** AIM OF THE TASK **
Report every line in the listing below where the string "Conservative" shows up.
--- START DATA SHOWN ---
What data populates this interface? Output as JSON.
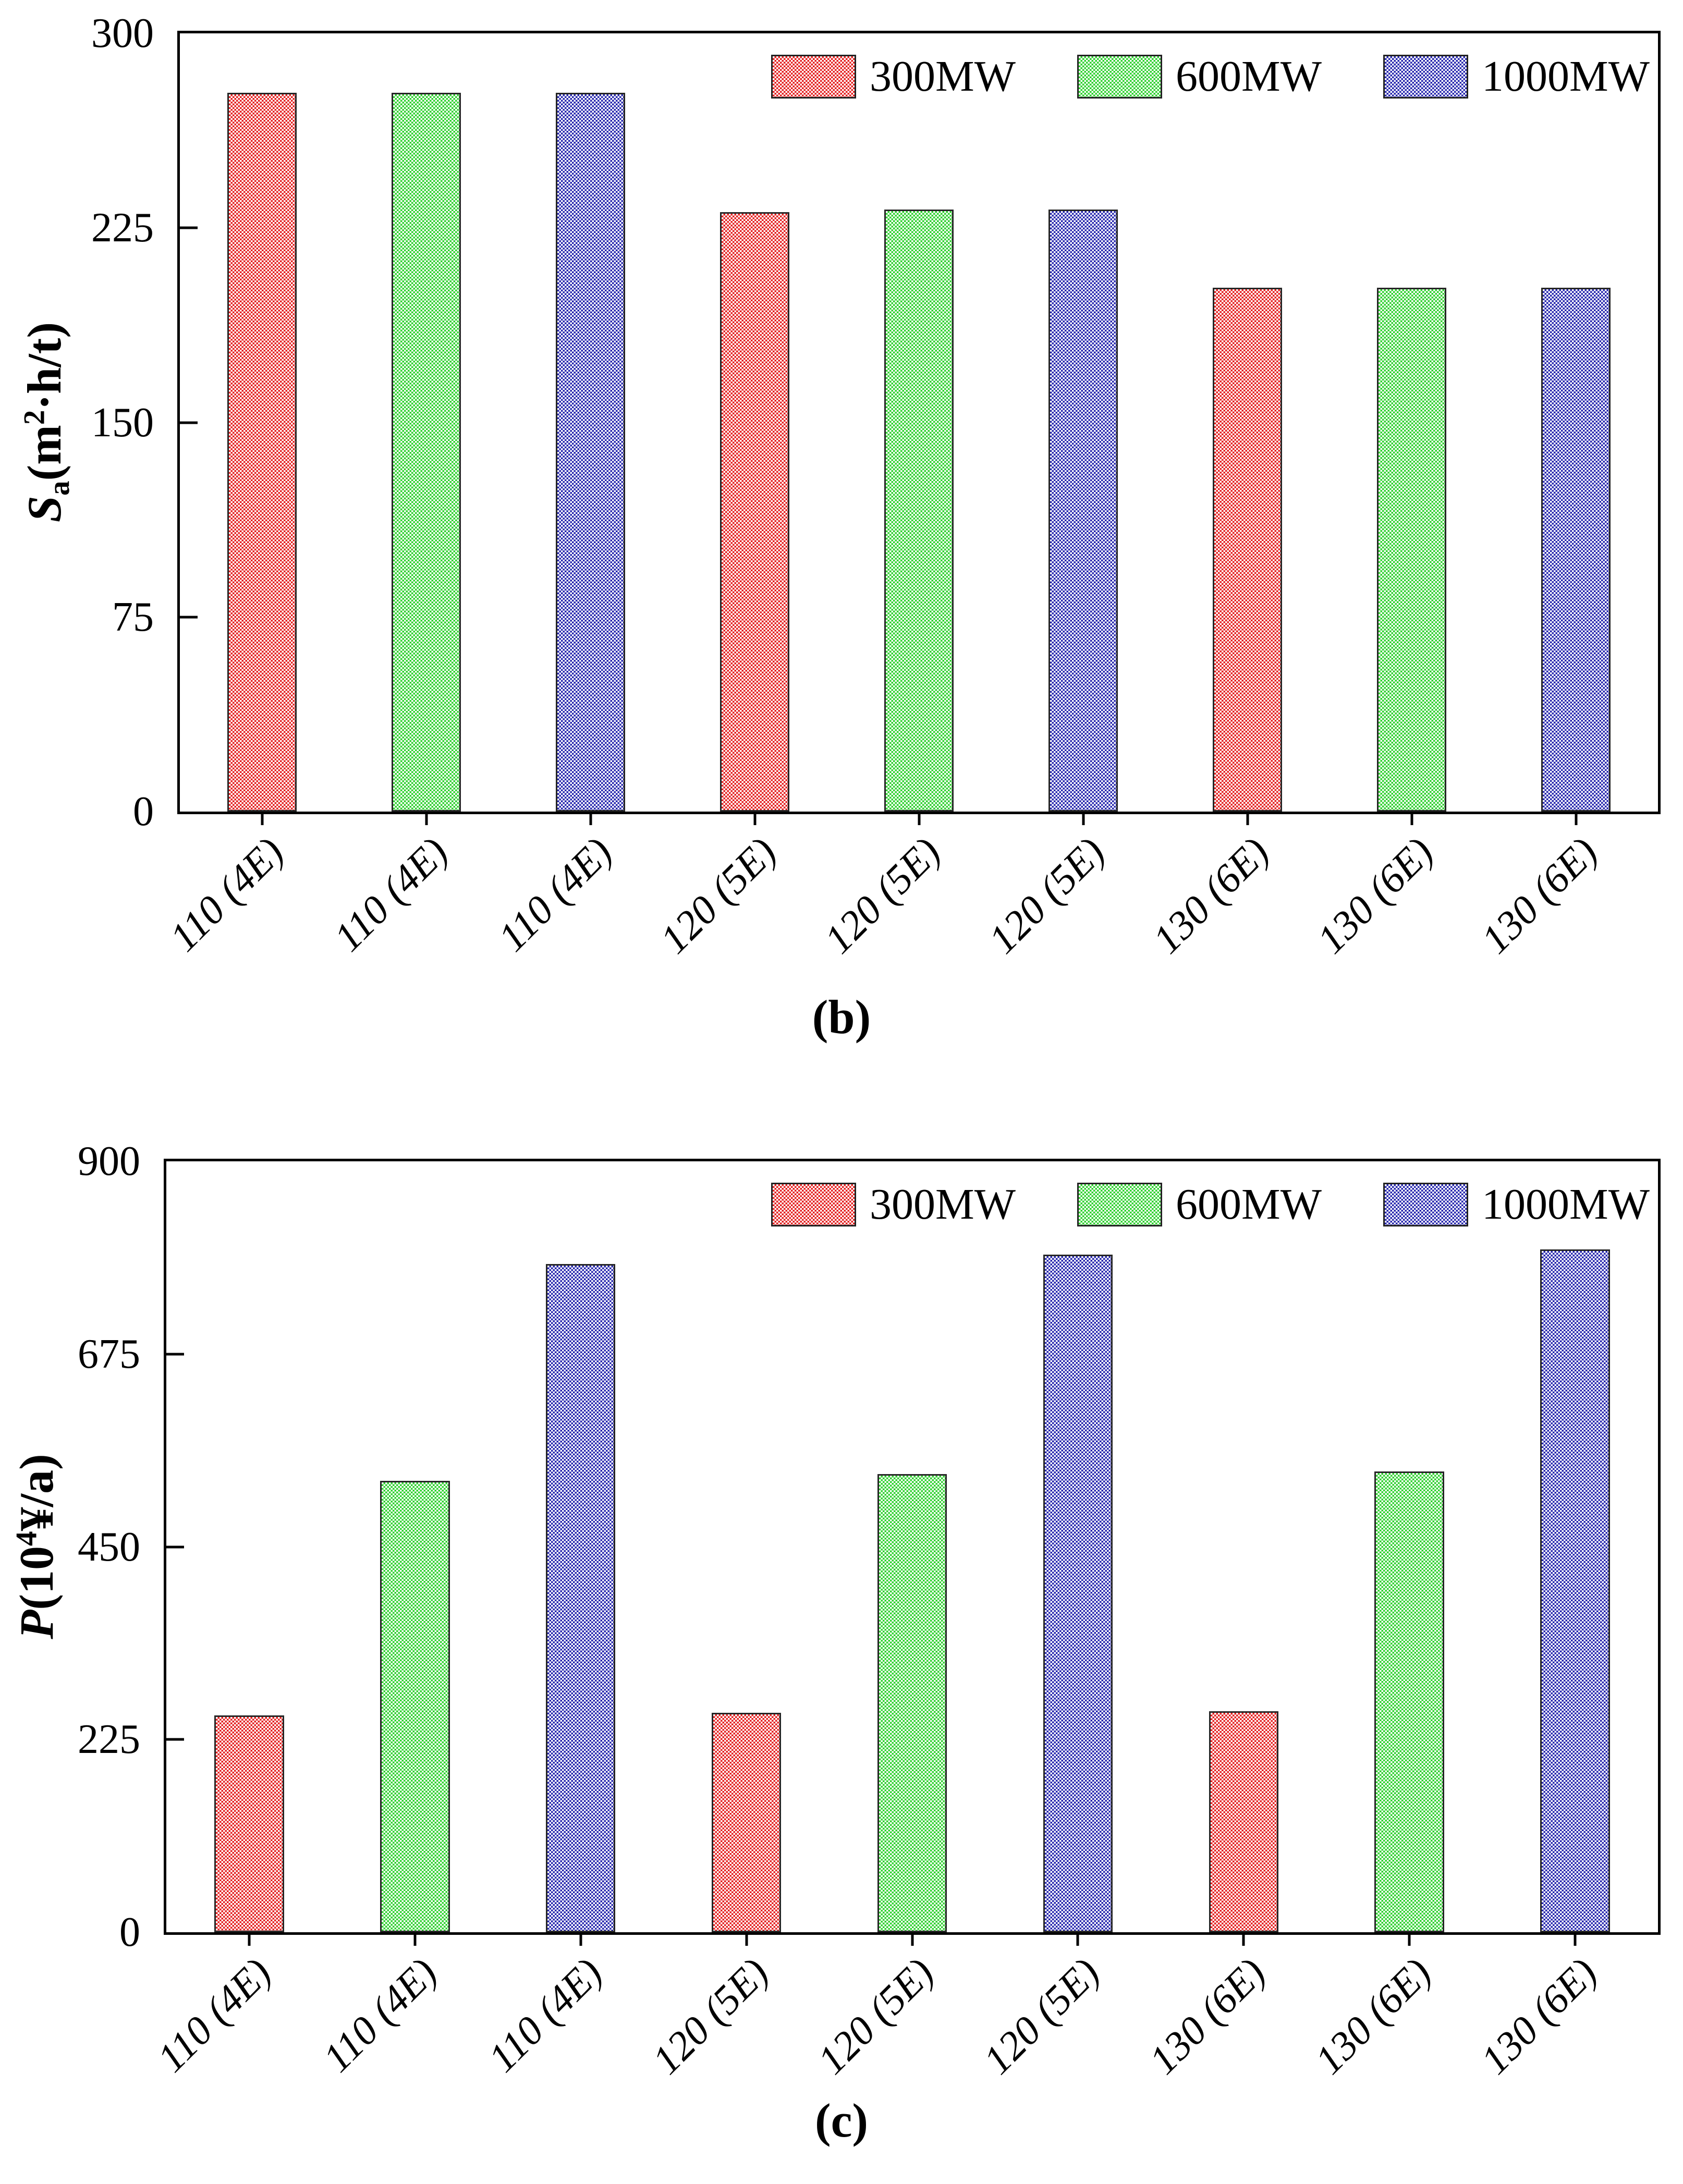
{
  "captions": [
    "(b)",
    "(c)"
  ],
  "chart_data": [
    {
      "type": "bar",
      "panel": "(b)",
      "ylabel_parts": {
        "var": "S",
        "sub": "a",
        "pre": "(m",
        "sup": "2",
        "post": "·h/t)"
      },
      "ylim": [
        0,
        300
      ],
      "yticks": [
        0,
        75,
        150,
        225,
        300
      ],
      "groups": [
        "110 (4E)",
        "120 (5E)",
        "130 (6E)"
      ],
      "categories": [
        "110 (4E)",
        "110 (4E)",
        "110 (4E)",
        "120 (5E)",
        "120 (5E)",
        "120 (5E)",
        "130 (6E)",
        "130 (6E)",
        "130 (6E)"
      ],
      "legend_position": "top-right",
      "grid": false,
      "series": [
        {
          "name": "300MW",
          "color": "#e41f1f",
          "values": [
            277,
            231,
            202
          ]
        },
        {
          "name": "600MW",
          "color": "#2ed02e",
          "values": [
            277,
            232,
            202
          ]
        },
        {
          "name": "1000MW",
          "color": "#2525ad",
          "values": [
            277,
            232,
            202
          ]
        }
      ]
    },
    {
      "type": "bar",
      "panel": "(c)",
      "ylabel_parts": {
        "var": "P",
        "sub": "",
        "pre": "(10",
        "sup": "4",
        "post": "¥/a)"
      },
      "ylim": [
        0,
        900
      ],
      "yticks": [
        0,
        225,
        450,
        675,
        900
      ],
      "groups": [
        "110 (4E)",
        "120 (5E)",
        "130 (6E)"
      ],
      "categories": [
        "110 (4E)",
        "110 (4E)",
        "110 (4E)",
        "120 (5E)",
        "120 (5E)",
        "120 (5E)",
        "130 (6E)",
        "130 (6E)",
        "130 (6E)"
      ],
      "legend_position": "top-right",
      "grid": false,
      "series": [
        {
          "name": "300MW",
          "color": "#e41f1f",
          "values": [
            253,
            256,
            258
          ]
        },
        {
          "name": "600MW",
          "color": "#2ed02e",
          "values": [
            527,
            535,
            538
          ]
        },
        {
          "name": "1000MW",
          "color": "#2525ad",
          "values": [
            780,
            791,
            797
          ]
        }
      ]
    }
  ]
}
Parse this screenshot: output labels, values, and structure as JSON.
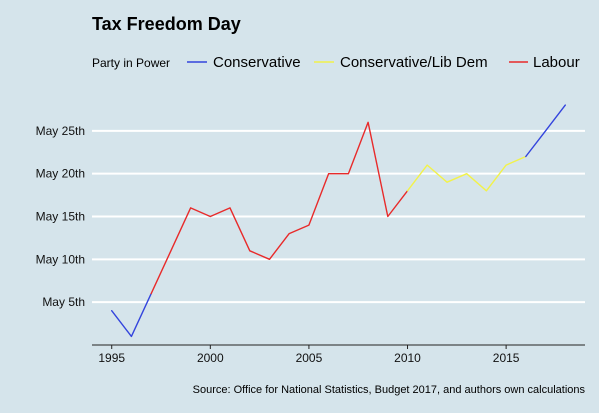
{
  "chart_data": {
    "type": "line",
    "title": "Tax Freedom Day",
    "legend": {
      "title": "Party in Power",
      "placement": "top",
      "entries": [
        {
          "name": "Conservative",
          "color": "#3344dd"
        },
        {
          "name": "Conservative/Lib Dem",
          "color": "#f2f24a"
        },
        {
          "name": "Labour",
          "color": "#e82a2a"
        }
      ]
    },
    "xlabel": "",
    "ylabel": "",
    "x_ticks": [
      1995,
      2000,
      2005,
      2010,
      2015
    ],
    "y_ticks": [
      {
        "value": 5,
        "label": "May 5th"
      },
      {
        "value": 10,
        "label": "May 10th"
      },
      {
        "value": 15,
        "label": "May 15th"
      },
      {
        "value": 20,
        "label": "May 20th"
      },
      {
        "value": 25,
        "label": "May 25th"
      }
    ],
    "xlim": [
      1994,
      2019
    ],
    "ylim": [
      0,
      30
    ],
    "grid": "horizontal",
    "series": [
      {
        "name": "Conservative",
        "color": "#3344dd",
        "x": [
          1995,
          1996,
          1997
        ],
        "y": [
          4,
          1,
          6
        ]
      },
      {
        "name": "Labour",
        "color": "#e82a2a",
        "x": [
          1997,
          1998,
          1999,
          2000,
          2001,
          2002,
          2003,
          2004,
          2005,
          2006,
          2007,
          2008,
          2009,
          2010
        ],
        "y": [
          6,
          11,
          16,
          15,
          16,
          11,
          10,
          13,
          14,
          20,
          20,
          26,
          15,
          18
        ]
      },
      {
        "name": "Conservative/Lib Dem",
        "color": "#f2f24a",
        "x": [
          2010,
          2011,
          2012,
          2013,
          2014,
          2015,
          2016
        ],
        "y": [
          18,
          21,
          19,
          20,
          18,
          21,
          22
        ]
      },
      {
        "name": "Conservative",
        "color": "#3344dd",
        "x": [
          2016,
          2017,
          2018
        ],
        "y": [
          22,
          25,
          28
        ]
      }
    ]
  },
  "caption": "Source: Office for National Statistics, Budget 2017, and authors own calculations"
}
--- END DATA SHOWN ---
** SOLUTION **
          "name": "Conservative",
          "name": "Conservative/Lib Dem",
        "name": "Conservative",
        "name": "Conservative/Lib Dem",
        "name": "Conservative",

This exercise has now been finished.